Without the pictures, copy all of the data exactly.

▶ MATERIAL TO PROCESS:
+--
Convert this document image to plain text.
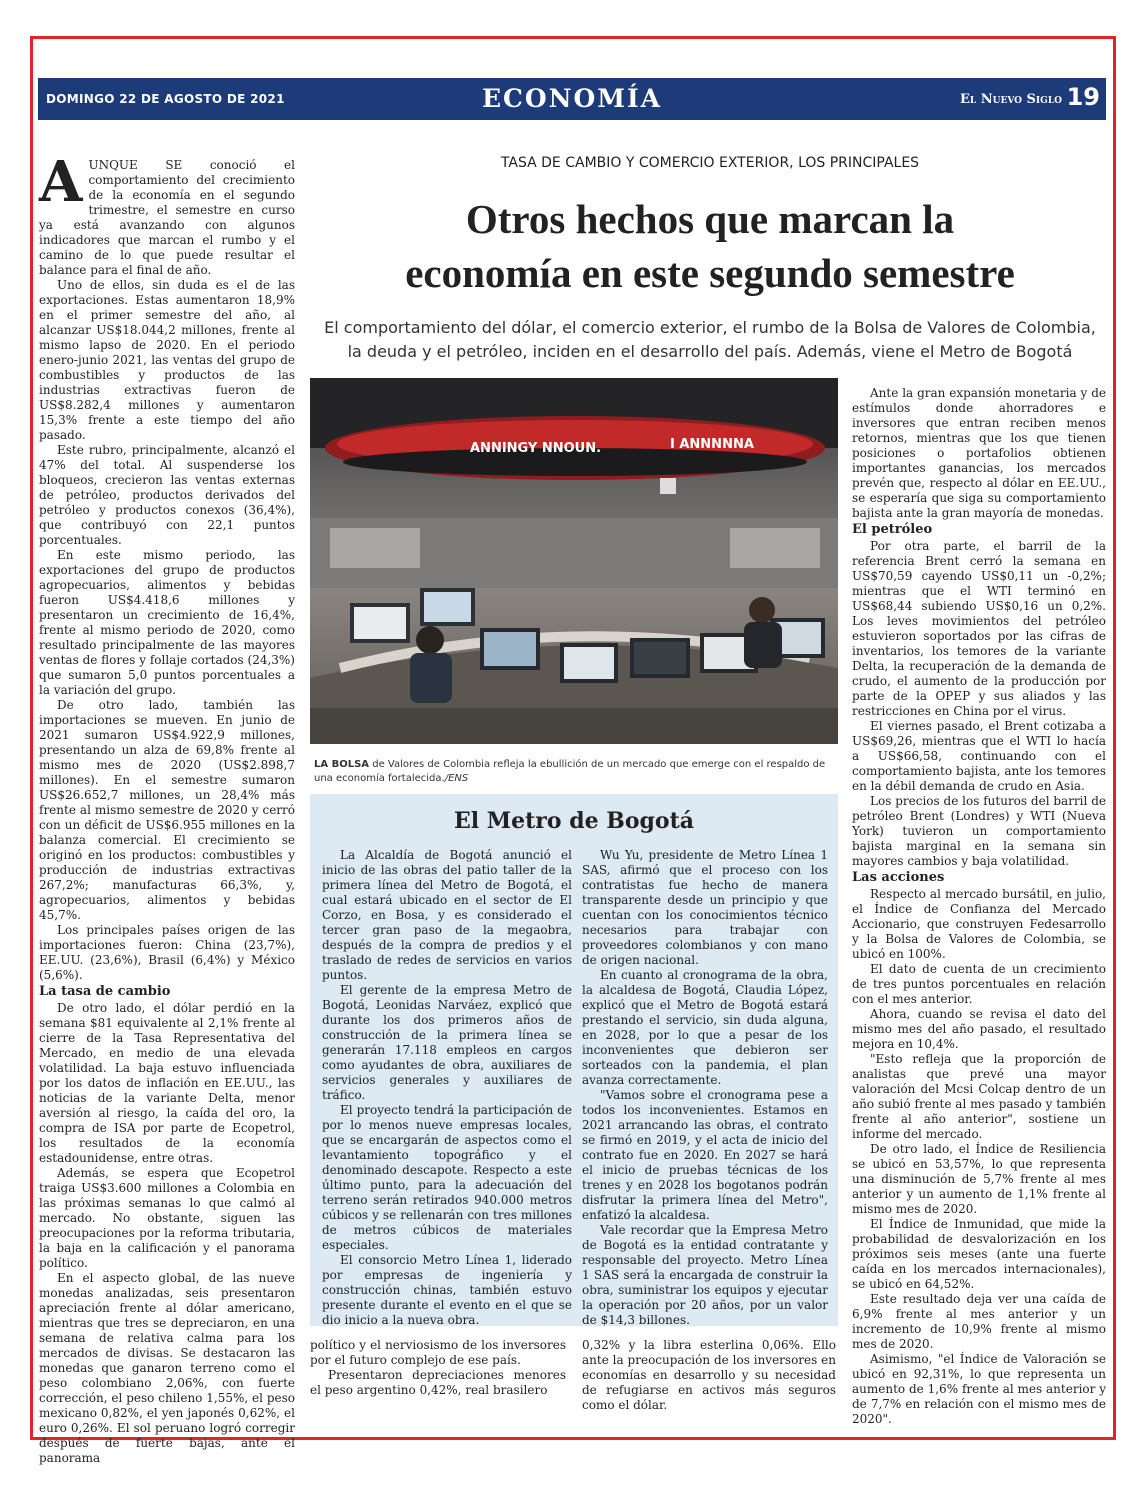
DOMINGO 22 DE AGOSTO DE 2021	ECONOMÍA	El Nuevo Siglo 19
TASA DE CAMBIO Y COMERCIO EXTERIOR, LOS PRINCIPALES
Otros hechos que marcan la
economía en este segundo semestre
El comportamiento del dólar, el comercio exterior, el rumbo de la Bolsa de Valores de Colombia,
la deuda y el petróleo, inciden en el desarrollo del país. Además, viene el Metro de Bogotá

AUNQUE SE conoció el comportamiento del crecimiento de la economía en el segundo trimestre, el semestre en curso ya está avanzando con algunos indicadores que marcan el rumbo y el camino de lo que puede resultar el balance para el final de año.

Uno de ellos, sin duda es el de las exportaciones. Estas aumentaron 18,9% en el primer semestre del año, al alcanzar US$18.044,2 millones, frente al mismo lapso de 2020. En el periodo enero-junio 2021, las ventas del grupo de combustibles y productos de las industrias extractivas fueron de US$8.282,4 millones y aumentaron 15,3% frente a este tiempo del año pasado.

Este rubro, principalmente, alcanzó el 47% del total. Al suspenderse los bloqueos, crecieron las ventas externas de petróleo, productos derivados del petróleo y productos conexos (36,4%), que contribuyó con 22,1 puntos porcentuales.

En este mismo periodo, las exportaciones del grupo de productos agropecuarios, alimentos y bebidas fueron US$4.418,6 millones y presentaron un crecimiento de 16,4%, frente al mismo periodo de 2020, como resultado principalmente de las mayores ventas de flores y follaje cortados (24,3%) que sumaron 5,0 puntos porcentuales a la variación del grupo.

De otro lado, también las importaciones se mueven. En junio de 2021 sumaron US$4.922,9 millones, presentando un alza de 69,8% frente al mismo mes de 2020 (US$2.898,7 millones). En el semestre sumaron US$26.652,7 millones, un 28,4% más frente al mismo semestre de 2020 y cerró con un déficit de US$6.955 millones en la balanza comercial. El crecimiento se originó en los productos: combustibles y producción de industrias extractivas 267,2%; manufacturas 66,3%, y, agropecuarios, alimentos y bebidas 45,7%.

Los principales países origen de las importaciones fueron: China (23,7%), EE.UU. (23,6%), Brasil (6,4%) y México (5,6%).

La tasa de cambio

De otro lado, el dólar perdió en la semana $81 equivalente al 2,1% frente al cierre de la Tasa Representativa del Mercado, en medio de una elevada volatilidad. La baja estuvo influenciada por los datos de inflación en EE.UU., las noticias de la variante Delta, menor aversión al riesgo, la caída del oro, la compra de ISA por parte de Ecopetrol, los resultados de la economía estadounidense, entre otras.

Además, se espera que Ecopetrol traiga US$3.600 millones a Colombia en las próximas semanas lo que calmó al mercado. No obstante, siguen las preocupaciones por la reforma tributaria, la baja en la calificación y el panorama político.

En el aspecto global, de las nueve monedas analizadas, seis presentaron apreciación frente al dólar americano, mientras que tres se depreciaron, en una semana de relativa calma para los mercados de divisas. Se destacaron las monedas que ganaron terreno como el peso colombiano 2,06%, con fuerte corrección, el peso chileno 1,55%, el peso mexicano 0,82%, el yen japonés 0,62%, el euro 0,26%. El sol peruano logró corregir después de fuerte bajas, ante el panorama

ANNINGY NNOUN.	I ANNNNNA
LA BOLSA de Valores de Colombia refleja la ebullición de un mercado que emerge con el respaldo de una economía fortalecida./ENS
El Metro de Bogotá

La Alcaldía de Bogotá anunció el inicio de las obras del patio taller de la primera línea del Metro de Bogotá, el cual estará ubicado en el sector de El Corzo, en Bosa, y es considerado el tercer gran paso de la megaobra, después de la compra de predios y el traslado de redes de servicios en varios puntos.

El gerente de la empresa Metro de Bogotá, Leonidas Narváez, explicó que durante los dos primeros años de construcción de la primera línea se generarán 17.118 empleos en cargos como ayudantes de obra, auxiliares de servicios generales y auxiliares de tráfico.

El proyecto tendrá la participación de por lo menos nueve empresas locales, que se encargarán de aspectos como el levantamiento topográfico y el denominado descapote. Respecto a este último punto, para la adecuación del terreno serán retirados 940.000 metros cúbicos y se rellenarán con tres millones de metros cúbicos de materiales especiales.

El consorcio Metro Línea 1, liderado por empresas de ingeniería y construcción chinas, también estuvo presente durante el evento en el que se dio inicio a la nueva obra.

Wu Yu, presidente de Metro Línea 1 SAS, afirmó que el proceso con los contratistas fue hecho de manera transparente desde un principio y que cuentan con los conocimientos técnico necesarios para trabajar con proveedores colombianos y con mano de origen nacional.

En cuanto al cronograma de la obra, la alcaldesa de Bogotá, Claudia López, explicó que el Metro de Bogotá estará prestando el servicio, sin duda alguna, en 2028, por lo que a pesar de los inconvenientes que debieron ser sorteados con la pandemia, el plan avanza correctamente.

"Vamos sobre el cronograma pese a todos los inconvenientes. Estamos en 2021 arrancando las obras, el contrato se firmó en 2019, y el acta de inicio del contrato fue en 2020. En 2027 se hará el inicio de pruebas técnicas de los trenes y en 2028 los bogotanos podrán disfrutar la primera línea del Metro", enfatizó la alcaldesa.

Vale recordar que la Empresa Metro de Bogotá es la entidad contratante y responsable del proyecto. Metro Línea 1 SAS será la encargada de construir la obra, suministrar los equipos y ejecutar la operación por 20 años, por un valor de $14,3 billones.

político y el nerviosismo de los inversores por el futuro complejo de ese país.

Presentaron depreciaciones menores el peso argentino 0,42%, real brasilero

0,32% y la libra esterlina 0,06%. Ello ante la preocupación de los inversores en economías en desarrollo y su necesidad de refugiarse en activos más seguros como el dólar.

Ante la gran expansión monetaria y de estímulos donde ahorradores e inversores que entran reciben menos retornos, mientras que los que tienen posiciones o portafolios obtienen importantes ganancias, los mercados prevén que, respecto al dólar en EE.UU., se esperaría que siga su comportamiento bajista ante la gran mayoría de monedas.

El petróleo

Por otra parte, el barril de la referencia Brent cerró la semana en US$70,59 cayendo US$0,11 un -0,2%; mientras que el WTI terminó en US$68,44 subiendo US$0,16 un 0,2%. Los leves movimientos del petróleo estuvieron soportados por las cifras de inventarios, los temores de la variante Delta, la recuperación de la demanda de crudo, el aumento de la producción por parte de la OPEP y sus aliados y las restricciones en China por el virus.

El viernes pasado, el Brent cotizaba a US$69,26, mientras que el WTI lo hacía a US$66,58, continuando con el comportamiento bajista, ante los temores en la débil demanda de crudo en Asia.

Los precios de los futuros del barril de petróleo Brent (Londres) y WTI (Nueva York) tuvieron un comportamiento bajista marginal en la semana sin mayores cambios y baja volatilidad.

Las acciones

Respecto al mercado bursátil, en julio, el Índice de Confianza del Mercado Accionario, que construyen Fedesarrollo y la Bolsa de Valores de Colombia, se ubicó en 100%.

El dato de cuenta de un crecimiento de tres puntos porcentuales en relación con el mes anterior.

Ahora, cuando se revisa el dato del mismo mes del año pasado, el resultado mejora en 10,4%.

"Esto refleja que la proporción de analistas que prevé una mayor valoración del Mcsi Colcap dentro de un año subió frente al mes pasado y también frente al año anterior", sostiene un informe del mercado.

De otro lado, el Índice de Resiliencia se ubicó en 53,57%, lo que representa una disminución de 5,7% frente al mes anterior y un aumento de 1,1% frente al mismo mes de 2020.

El Índice de Inmunidad, que mide la probabilidad de desvalorización en los próximos seis meses (ante una fuerte caída en los mercados internacionales), se ubicó en 64,52%.

Este resultado deja ver una caída de 6,9% frente al mes anterior y un incremento de 10,9% frente al mismo mes de 2020.

Asimismo, "el Índice de Valoración se ubicó en 92,31%, lo que representa un aumento de 1,6% frente al mes anterior y de 7,7% en relación con el mismo mes de 2020".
+--
▶ TASK SOLUTION:
Convert this document image to plain text.
DOMINGO 22 DE AGOSTO DE 2021	ECONOMÍA	El Nuevo Siglo 19
TASA DE CAMBIO Y COMERCIO EXTERIOR, LOS PRINCIPALES
Otros hechos que marcan la
economía en este segundo semestre
El comportamiento del dólar, el comercio exterior, el rumbo de la Bolsa de Valores de Colombia,
la deuda y el petróleo, inciden en el desarrollo del país. Además, viene el Metro de Bogotá

AUNQUE SE conoció el comportamiento del crecimiento de la economía en el segundo trimestre, el semestre en curso ya está avanzando con algunos indicadores que marcan el rumbo y el camino de lo que puede resultar el balance para el final de año.

Uno de ellos, sin duda es el de las exportaciones. Estas aumentaron 18,9% en el primer semestre del año, al alcanzar US$18.044,2 millones, frente al mismo lapso de 2020. En el periodo enero-junio 2021, las ventas del grupo de combustibles y productos de las industrias extractivas fueron de US$8.282,4 millones y aumentaron 15,3% frente a este tiempo del año pasado.

Este rubro, principalmente, alcanzó el 47% del total. Al suspenderse los bloqueos, crecieron las ventas externas de petróleo, productos derivados del petróleo y productos conexos (36,4%), que contribuyó con 22,1 puntos porcentuales.

En este mismo periodo, las exportaciones del grupo de productos agropecuarios, alimentos y bebidas fueron US$4.418,6 millones y presentaron un crecimiento de 16,4%, frente al mismo periodo de 2020, como resultado principalmente de las mayores ventas de flores y follaje cortados (24,3%) que sumaron 5,0 puntos porcentuales a la variación del grupo.

De otro lado, también las importaciones se mueven. En junio de 2021 sumaron US$4.922,9 millones, presentando un alza de 69,8% frente al mismo mes de 2020 (US$2.898,7 millones). En el semestre sumaron US$26.652,7 millones, un 28,4% más frente al mismo semestre de 2020 y cerró con un déficit de US$6.955 millones en la balanza comercial. El crecimiento se originó en los productos: combustibles y producción de industrias extractivas 267,2%; manufacturas 66,3%, y, agropecuarios, alimentos y bebidas 45,7%.

Los principales países origen de las importaciones fueron: China (23,7%), EE.UU. (23,6%), Brasil (6,4%) y México (5,6%).

La tasa de cambio

De otro lado, el dólar perdió en la semana $81 equivalente al 2,1% frente al cierre de la Tasa Representativa del Mercado, en medio de una elevada volatilidad. La baja estuvo influenciada por los datos de inflación en EE.UU., las noticias de la variante Delta, menor aversión al riesgo, la caída del oro, la compra de ISA por parte de Ecopetrol, los resultados de la economía estadounidense, entre otras.

Además, se espera que Ecopetrol traiga US$3.600 millones a Colombia en las próximas semanas lo que calmó al mercado. No obstante, siguen las preocupaciones por la reforma tributaria, la baja en la calificación y el panorama político.

En el aspecto global, de las nueve monedas analizadas, seis presentaron apreciación frente al dólar americano, mientras que tres se depreciaron, en una semana de relativa calma para los mercados de divisas. Se destacaron las monedas que ganaron terreno como el peso colombiano 2,06%, con fuerte corrección, el peso chileno 1,55%, el peso mexicano 0,82%, el yen japonés 0,62%, el euro 0,26%. El sol peruano logró corregir después de fuerte bajas, ante el panorama

ANNINGY NNOUN.	I ANNNNNA
LA BOLSA de Valores de Colombia refleja la ebullición de un mercado que emerge con el respaldo de una economía fortalecida./ENS
El Metro de Bogotá

La Alcaldía de Bogotá anunció el inicio de las obras del patio taller de la primera línea del Metro de Bogotá, el cual estará ubicado en el sector de El Corzo, en Bosa, y es considerado el tercer gran paso de la megaobra, después de la compra de predios y el traslado de redes de servicios en varios puntos.

El gerente de la empresa Metro de Bogotá, Leonidas Narváez, explicó que durante los dos primeros años de construcción de la primera línea se generarán 17.118 empleos en cargos como ayudantes de obra, auxiliares de servicios generales y auxiliares de tráfico.

El proyecto tendrá la participación de por lo menos nueve empresas locales, que se encargarán de aspectos como el levantamiento topográfico y el denominado descapote. Respecto a este último punto, para la adecuación del terreno serán retirados 940.000 metros cúbicos y se rellenarán con tres millones de metros cúbicos de materiales especiales.

El consorcio Metro Línea 1, liderado por empresas de ingeniería y construcción chinas, también estuvo presente durante el evento en el que se dio inicio a la nueva obra.

Wu Yu, presidente de Metro Línea 1 SAS, afirmó que el proceso con los contratistas fue hecho de manera transparente desde un principio y que cuentan con los conocimientos técnico necesarios para trabajar con proveedores colombianos y con mano de origen nacional.

En cuanto al cronograma de la obra, la alcaldesa de Bogotá, Claudia López, explicó que el Metro de Bogotá estará prestando el servicio, sin duda alguna, en 2028, por lo que a pesar de los inconvenientes que debieron ser sorteados con la pandemia, el plan avanza correctamente.

"Vamos sobre el cronograma pese a todos los inconvenientes. Estamos en 2021 arrancando las obras, el contrato se firmó en 2019, y el acta de inicio del contrato fue en 2020. En 2027 se hará el inicio de pruebas técnicas de los trenes y en 2028 los bogotanos podrán disfrutar la primera línea del Metro", enfatizó la alcaldesa.

Vale recordar que la Empresa Metro de Bogotá es la entidad contratante y responsable del proyecto. Metro Línea 1 SAS será la encargada de construir la obra, suministrar los equipos y ejecutar la operación por 20 años, por un valor de $14,3 billones.

político y el nerviosismo de los inversores por el futuro complejo de ese país.

Presentaron depreciaciones menores el peso argentino 0,42%, real brasilero

0,32% y la libra esterlina 0,06%. Ello ante la preocupación de los inversores en economías en desarrollo y su necesidad de refugiarse en activos más seguros como el dólar.

Ante la gran expansión monetaria y de estímulos donde ahorradores e inversores que entran reciben menos retornos, mientras que los que tienen posiciones o portafolios obtienen importantes ganancias, los mercados prevén que, respecto al dólar en EE.UU., se esperaría que siga su comportamiento bajista ante la gran mayoría de monedas.

El petróleo

Por otra parte, el barril de la referencia Brent cerró la semana en US$70,59 cayendo US$0,11 un -0,2%; mientras que el WTI terminó en US$68,44 subiendo US$0,16 un 0,2%. Los leves movimientos del petróleo estuvieron soportados por las cifras de inventarios, los temores de la variante Delta, la recuperación de la demanda de crudo, el aumento de la producción por parte de la OPEP y sus aliados y las restricciones en China por el virus.

El viernes pasado, el Brent cotizaba a US$69,26, mientras que el WTI lo hacía a US$66,58, continuando con el comportamiento bajista, ante los temores en la débil demanda de crudo en Asia.

Los precios de los futuros del barril de petróleo Brent (Londres) y WTI (Nueva York) tuvieron un comportamiento bajista marginal en la semana sin mayores cambios y baja volatilidad.

Las acciones

Respecto al mercado bursátil, en julio, el Índice de Confianza del Mercado Accionario, que construyen Fedesarrollo y la Bolsa de Valores de Colombia, se ubicó en 100%.

El dato de cuenta de un crecimiento de tres puntos porcentuales en relación con el mes anterior.

Ahora, cuando se revisa el dato del mismo mes del año pasado, el resultado mejora en 10,4%.

"Esto refleja que la proporción de analistas que prevé una mayor valoración del Mcsi Colcap dentro de un año subió frente al mes pasado y también frente al año anterior", sostiene un informe del mercado.

De otro lado, el Índice de Resiliencia se ubicó en 53,57%, lo que representa una disminución de 5,7% frente al mes anterior y un aumento de 1,1% frente al mismo mes de 2020.

El Índice de Inmunidad, que mide la probabilidad de desvalorización en los próximos seis meses (ante una fuerte caída en los mercados internacionales), se ubicó en 64,52%.

Este resultado deja ver una caída de 6,9% frente al mes anterior y un incremento de 10,9% frente al mismo mes de 2020.

Asimismo, "el Índice de Valoración se ubicó en 92,31%, lo que representa un aumento de 1,6% frente al mes anterior y de 7,7% en relación con el mismo mes de 2020".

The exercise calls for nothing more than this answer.